## RECORDED INFORMATION
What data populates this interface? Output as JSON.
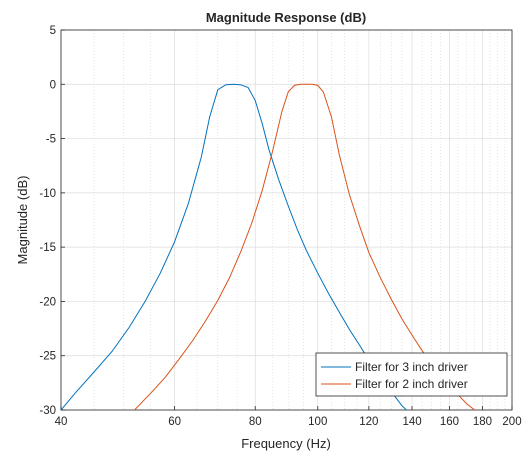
{
  "chart_data": {
    "type": "line",
    "title": "Magnitude Response (dB)",
    "xlabel": "Frequency (Hz)",
    "ylabel": "Magnitude (dB)",
    "xscale": "log",
    "xlim": [
      40,
      200
    ],
    "ylim": [
      -30,
      5
    ],
    "x_ticks": [
      40,
      60,
      80,
      100,
      120,
      140,
      160,
      180,
      200
    ],
    "y_ticks": [
      5,
      0,
      -5,
      -10,
      -15,
      -20,
      -25,
      -30
    ],
    "grid": true,
    "legend_position": "bottom-right",
    "series": [
      {
        "name": "Filter for 3 inch driver",
        "color": "#0072BD",
        "x": [
          40,
          42,
          45,
          48,
          51,
          54,
          57,
          60,
          63,
          66,
          68,
          70,
          72,
          74,
          76,
          78,
          80,
          82,
          84,
          87,
          90,
          93,
          96,
          100,
          104,
          108,
          112,
          116,
          120,
          125,
          130,
          135,
          140
        ],
        "y": [
          -30,
          -28.5,
          -26.5,
          -24.6,
          -22.4,
          -20,
          -17.4,
          -14.5,
          -11,
          -6.7,
          -3,
          -0.5,
          -0.05,
          0,
          -0.05,
          -0.3,
          -1.5,
          -3.6,
          -6,
          -8.8,
          -11.2,
          -13.4,
          -15.3,
          -17.4,
          -19.3,
          -21,
          -22.6,
          -24,
          -25.4,
          -26.9,
          -28.3,
          -29.6,
          -30.5
        ]
      },
      {
        "name": "Filter for 2 inch driver",
        "color": "#D95319",
        "x": [
          52,
          55,
          58,
          61,
          64,
          67,
          70,
          73,
          76,
          79,
          82,
          85,
          88,
          90,
          92,
          94,
          96,
          98,
          100,
          102,
          105,
          108,
          112,
          116,
          120,
          125,
          130,
          135,
          140,
          145,
          150,
          155,
          160,
          165,
          170,
          175
        ],
        "y": [
          -30,
          -28.5,
          -27,
          -25.3,
          -23.6,
          -21.8,
          -19.9,
          -17.8,
          -15.4,
          -12.8,
          -9.8,
          -6.3,
          -2.5,
          -0.7,
          -0.1,
          0,
          0,
          0,
          -0.1,
          -0.7,
          -3,
          -6.5,
          -10.2,
          -13,
          -15.5,
          -17.8,
          -19.8,
          -21.6,
          -23.1,
          -24.5,
          -25.7,
          -26.8,
          -27.7,
          -28.6,
          -29.4,
          -30
        ]
      }
    ]
  }
}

## EXERCISE REQUIREMENTS
Search the data for the string "name" and copy each line where it appears.

## SOLVED EXERCISE
        "name": "Filter for 3 inch driver",
        "name": "Filter for 2 inch driver",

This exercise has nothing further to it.